» **What the task asks**
Locate every line in the records below that contains the word "إليه", and copy each one.
-- Begin --
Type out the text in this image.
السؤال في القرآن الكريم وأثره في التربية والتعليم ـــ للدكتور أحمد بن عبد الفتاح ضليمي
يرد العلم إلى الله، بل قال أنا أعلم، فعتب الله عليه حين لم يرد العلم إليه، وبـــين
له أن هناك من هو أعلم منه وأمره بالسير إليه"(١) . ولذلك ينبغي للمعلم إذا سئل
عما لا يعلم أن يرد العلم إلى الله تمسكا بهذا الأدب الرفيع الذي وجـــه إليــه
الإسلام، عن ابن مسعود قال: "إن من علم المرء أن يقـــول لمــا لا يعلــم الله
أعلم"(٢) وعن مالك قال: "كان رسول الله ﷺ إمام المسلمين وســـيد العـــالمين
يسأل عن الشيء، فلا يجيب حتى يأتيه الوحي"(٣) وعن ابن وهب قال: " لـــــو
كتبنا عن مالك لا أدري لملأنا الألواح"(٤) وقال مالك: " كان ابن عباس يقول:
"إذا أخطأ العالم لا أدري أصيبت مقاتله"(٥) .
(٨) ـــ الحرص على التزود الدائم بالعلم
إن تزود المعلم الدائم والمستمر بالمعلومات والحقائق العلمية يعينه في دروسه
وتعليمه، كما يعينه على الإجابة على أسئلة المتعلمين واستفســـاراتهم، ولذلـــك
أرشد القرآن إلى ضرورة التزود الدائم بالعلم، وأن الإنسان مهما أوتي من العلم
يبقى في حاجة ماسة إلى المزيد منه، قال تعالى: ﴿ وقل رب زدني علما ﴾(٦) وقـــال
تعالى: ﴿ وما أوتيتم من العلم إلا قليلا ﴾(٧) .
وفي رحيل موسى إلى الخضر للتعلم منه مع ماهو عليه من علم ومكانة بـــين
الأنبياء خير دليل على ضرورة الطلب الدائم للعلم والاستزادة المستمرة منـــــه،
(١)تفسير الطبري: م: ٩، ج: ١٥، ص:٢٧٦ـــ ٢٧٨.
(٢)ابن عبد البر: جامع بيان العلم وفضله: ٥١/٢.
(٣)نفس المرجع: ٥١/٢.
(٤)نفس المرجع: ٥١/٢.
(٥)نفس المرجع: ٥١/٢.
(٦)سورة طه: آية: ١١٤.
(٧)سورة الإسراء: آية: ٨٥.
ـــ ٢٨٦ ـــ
-- End --
» **Result of the exercise**
يرد العلم إلى الله، بل قال أنا أعلم، فعتب الله عليه حين لم يرد العلم إليه، وبـــين
له أن هناك من هو أعلم منه وأمره بالسير إليه"(١) . ولذلك ينبغي للمعلم إذا سئل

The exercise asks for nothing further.